▸ **Task to carry out**
Among the entries below, please show each line that carries the word "embryo".

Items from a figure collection
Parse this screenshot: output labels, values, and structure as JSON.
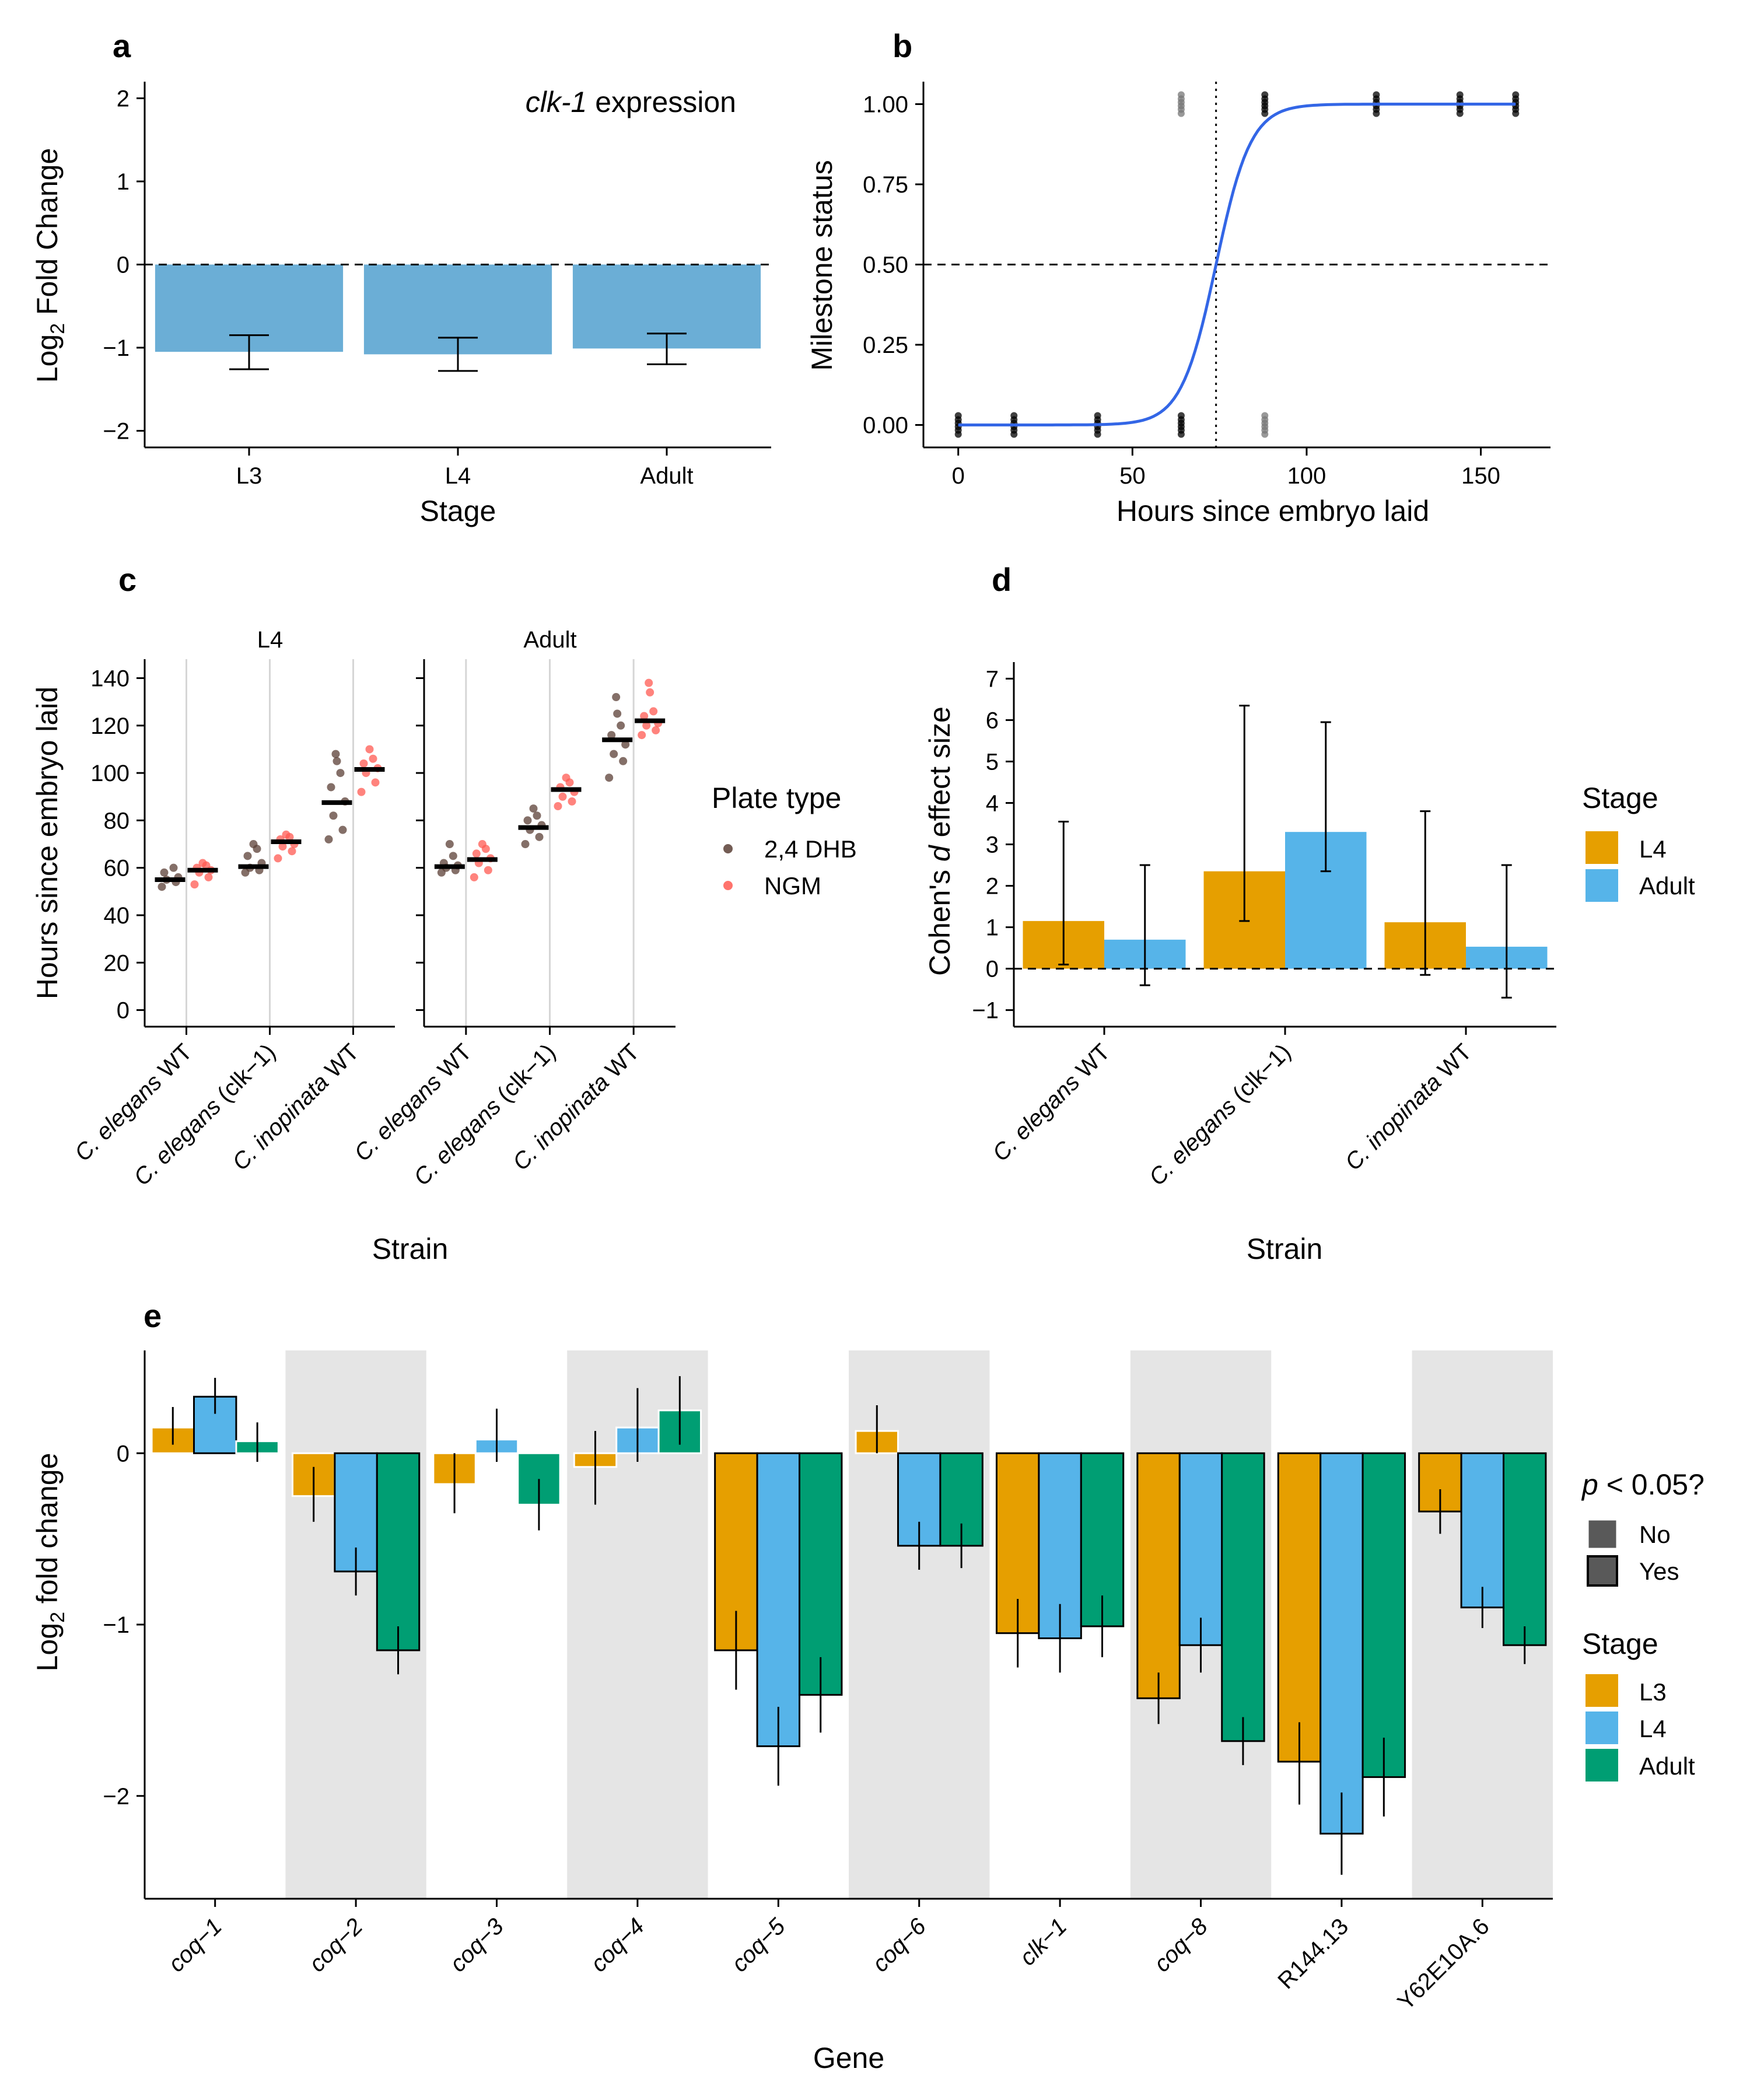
{
  "colors": {
    "L3": "#e69f00",
    "L4": "#56b4e9",
    "Adult": "#009e73",
    "panelA_bar": "#6baed6",
    "logistic": "#3366e6",
    "dhb": "#5b3f36",
    "ngm": "#ff5a52",
    "band": "#e5e5e5"
  },
  "chart_data": [
    {
      "panel": "a",
      "type": "bar",
      "panel_label": "a",
      "annotation_italic": "clk-1",
      "annotation_rest": " expression",
      "xlabel": "Stage",
      "ylabel_main": "Log",
      "ylabel_sub": "2",
      "ylabel_rest": " Fold Change",
      "categories": [
        "L3",
        "L4",
        "Adult"
      ],
      "values": [
        -1.05,
        -1.08,
        -1.01
      ],
      "err_low": [
        -1.26,
        -1.28,
        -1.2
      ],
      "err_high": [
        -0.85,
        -0.88,
        -0.83
      ],
      "ylim": [
        -2.2,
        2.2
      ],
      "yticks": [
        "2",
        "1",
        "0",
        "−1",
        "−2"
      ],
      "ytick_values": [
        2,
        1,
        0,
        -1,
        -2
      ],
      "reference_line": 0
    },
    {
      "panel": "b",
      "type": "scatter",
      "panel_label": "b",
      "xlabel": "Hours since embryo laid",
      "ylabel": "Milestone status",
      "xlim": [
        -10,
        170
      ],
      "ylim": [
        -0.07,
        1.07
      ],
      "xticks": [
        "0",
        "50",
        "100",
        "150"
      ],
      "xtick_values": [
        0,
        50,
        100,
        150
      ],
      "yticks": [
        "0.00",
        "0.25",
        "0.50",
        "0.75",
        "1.00"
      ],
      "ytick_values": [
        0,
        0.25,
        0.5,
        0.75,
        1
      ],
      "points_zero_x": [
        0,
        16,
        40,
        64,
        88
      ],
      "points_one_x": [
        64,
        88,
        120,
        144,
        160
      ],
      "midpoint_x": 74,
      "logistic_slope": 0.2,
      "reference_y": 0.5
    },
    {
      "panel": "c",
      "type": "scatter",
      "panel_label": "c",
      "facets": [
        "L4",
        "Adult"
      ],
      "strains": [
        {
          "species": "C. elegans",
          "suffix": " WT"
        },
        {
          "species": "C. elegans",
          "suffix": " (clk−1)"
        },
        {
          "species": "C. inopinata",
          "suffix": " WT"
        }
      ],
      "xlabel": "Strain",
      "ylabel": "Hours since embryo laid",
      "ylim": [
        -7,
        148
      ],
      "yticks": [
        "0",
        "20",
        "40",
        "60",
        "80",
        "100",
        "120",
        "140"
      ],
      "ytick_values": [
        0,
        20,
        40,
        60,
        80,
        100,
        120,
        140
      ],
      "legend_title": "Plate type",
      "legend_items": [
        "2,4 DHB",
        "NGM"
      ],
      "means": {
        "L4": {
          "DHB": [
            55,
            60.5,
            87.5
          ],
          "NGM": [
            59,
            71,
            101.5
          ]
        },
        "Adult": {
          "DHB": [
            60.5,
            77,
            114
          ],
          "NGM": [
            63.5,
            93,
            122
          ]
        }
      },
      "points": {
        "L4": {
          "DHB": [
            [
              52,
              54,
              55,
              56,
              58,
              60
            ],
            [
              58,
              59,
              60,
              62,
              65,
              68,
              70
            ],
            [
              72,
              76,
              82,
              88,
              94,
              100,
              105,
              108
            ]
          ],
          "NGM": [
            [
              53,
              56,
              58,
              59,
              60,
              61,
              62
            ],
            [
              64,
              67,
              69,
              70,
              72,
              73,
              74
            ],
            [
              92,
              96,
              100,
              102,
              104,
              106,
              110
            ]
          ]
        },
        "Adult": {
          "DHB": [
            [
              58,
              59,
              60,
              61,
              62,
              65,
              70
            ],
            [
              70,
              73,
              76,
              78,
              80,
              82,
              85
            ],
            [
              98,
              105,
              108,
              112,
              116,
              120,
              125,
              132
            ]
          ],
          "NGM": [
            [
              56,
              59,
              62,
              64,
              66,
              68,
              70
            ],
            [
              86,
              88,
              90,
              92,
              94,
              96,
              98
            ],
            [
              116,
              118,
              120,
              121,
              124,
              126,
              134,
              138
            ]
          ]
        }
      }
    },
    {
      "panel": "d",
      "type": "bar",
      "panel_label": "d",
      "strains": [
        {
          "species": "C. elegans",
          "suffix": " WT"
        },
        {
          "species": "C. elegans",
          "suffix": " (clk−1)"
        },
        {
          "species": "C. inopinata",
          "suffix": " WT"
        }
      ],
      "xlabel": "Strain",
      "ylabel_pre": "Cohen's ",
      "ylabel_ital": "d",
      "ylabel_post": " effect size",
      "ylim": [
        -1.4,
        7.4
      ],
      "yticks": [
        "7",
        "6",
        "5",
        "4",
        "3",
        "2",
        "1",
        "0",
        "−1"
      ],
      "ytick_values": [
        7,
        6,
        5,
        4,
        3,
        2,
        1,
        0,
        -1
      ],
      "legend_title": "Stage",
      "legend_items": [
        "L4",
        "Adult"
      ],
      "series": [
        {
          "name": "L4",
          "values": [
            1.15,
            2.35,
            1.12
          ],
          "err_low": [
            0.1,
            1.15,
            -0.15
          ],
          "err_high": [
            3.55,
            6.35,
            3.8
          ]
        },
        {
          "name": "Adult",
          "values": [
            0.7,
            3.3,
            0.53
          ],
          "err_low": [
            -0.4,
            2.35,
            -0.7
          ],
          "err_high": [
            2.5,
            5.95,
            2.5
          ]
        }
      ],
      "reference_line": 0
    },
    {
      "panel": "e",
      "type": "bar",
      "panel_label": "e",
      "genes": [
        {
          "name": "coq−1",
          "italic": true
        },
        {
          "name": "coq−2",
          "italic": true
        },
        {
          "name": "coq−3",
          "italic": true
        },
        {
          "name": "coq−4",
          "italic": true
        },
        {
          "name": "coq−5",
          "italic": true
        },
        {
          "name": "coq−6",
          "italic": true
        },
        {
          "name": "clk−1",
          "italic": true
        },
        {
          "name": "coq−8",
          "italic": true
        },
        {
          "name": "R144.13",
          "italic": false
        },
        {
          "name": "Y62E10A.6",
          "italic": false
        }
      ],
      "xlabel": "Gene",
      "ylabel_main": "Log",
      "ylabel_sub": "2",
      "ylabel_rest": " fold change",
      "ylim": [
        -2.6,
        0.6
      ],
      "yticks": [
        "0",
        "−1",
        "−2"
      ],
      "ytick_values": [
        0,
        -1,
        -2
      ],
      "series": [
        {
          "name": "L3",
          "values": [
            0.15,
            -0.25,
            -0.18,
            -0.08,
            -1.15,
            0.13,
            -1.05,
            -1.43,
            -1.8,
            -0.34
          ],
          "err_low": [
            0.05,
            -0.4,
            -0.35,
            -0.3,
            -1.38,
            0.0,
            -1.25,
            -1.58,
            -2.05,
            -0.47
          ],
          "err_high": [
            0.27,
            -0.08,
            0.0,
            0.13,
            -0.92,
            0.28,
            -0.85,
            -1.28,
            -1.57,
            -0.21
          ],
          "significant": [
            false,
            false,
            false,
            false,
            true,
            false,
            true,
            true,
            true,
            true
          ]
        },
        {
          "name": "L4",
          "values": [
            0.33,
            -0.69,
            0.08,
            0.15,
            -1.71,
            -0.54,
            -1.08,
            -1.12,
            -2.22,
            -0.9
          ],
          "err_low": [
            0.23,
            -0.83,
            -0.05,
            -0.05,
            -1.94,
            -0.68,
            -1.28,
            -1.28,
            -2.46,
            -1.02
          ],
          "err_high": [
            0.44,
            -0.55,
            0.26,
            0.38,
            -1.48,
            -0.4,
            -0.88,
            -0.96,
            -1.98,
            -0.78
          ],
          "significant": [
            true,
            true,
            false,
            false,
            true,
            true,
            true,
            true,
            true,
            true
          ]
        },
        {
          "name": "Adult",
          "values": [
            0.07,
            -1.15,
            -0.3,
            0.25,
            -1.41,
            -0.54,
            -1.01,
            -1.68,
            -1.89,
            -1.12
          ],
          "err_low": [
            -0.05,
            -1.29,
            -0.45,
            0.05,
            -1.63,
            -0.67,
            -1.19,
            -1.82,
            -2.12,
            -1.23
          ],
          "err_high": [
            0.18,
            -1.01,
            -0.15,
            0.45,
            -1.19,
            -0.41,
            -0.83,
            -1.54,
            -1.66,
            -1.01
          ],
          "significant": [
            false,
            true,
            false,
            false,
            true,
            true,
            true,
            true,
            true,
            true
          ]
        }
      ],
      "shaded_genes": [
        1,
        3,
        5,
        7,
        9
      ],
      "legend_sig_title_ital": "p",
      "legend_sig_title_rest": " < 0.05?",
      "legend_sig_items": [
        "No",
        "Yes"
      ],
      "legend_stage_title": "Stage",
      "legend_stage_items": [
        "L3",
        "L4",
        "Adult"
      ]
    }
  ]
}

▸ **Answer to this problem**
      "xlabel": "Hours since embryo laid",
      "ylabel": "Hours since embryo laid",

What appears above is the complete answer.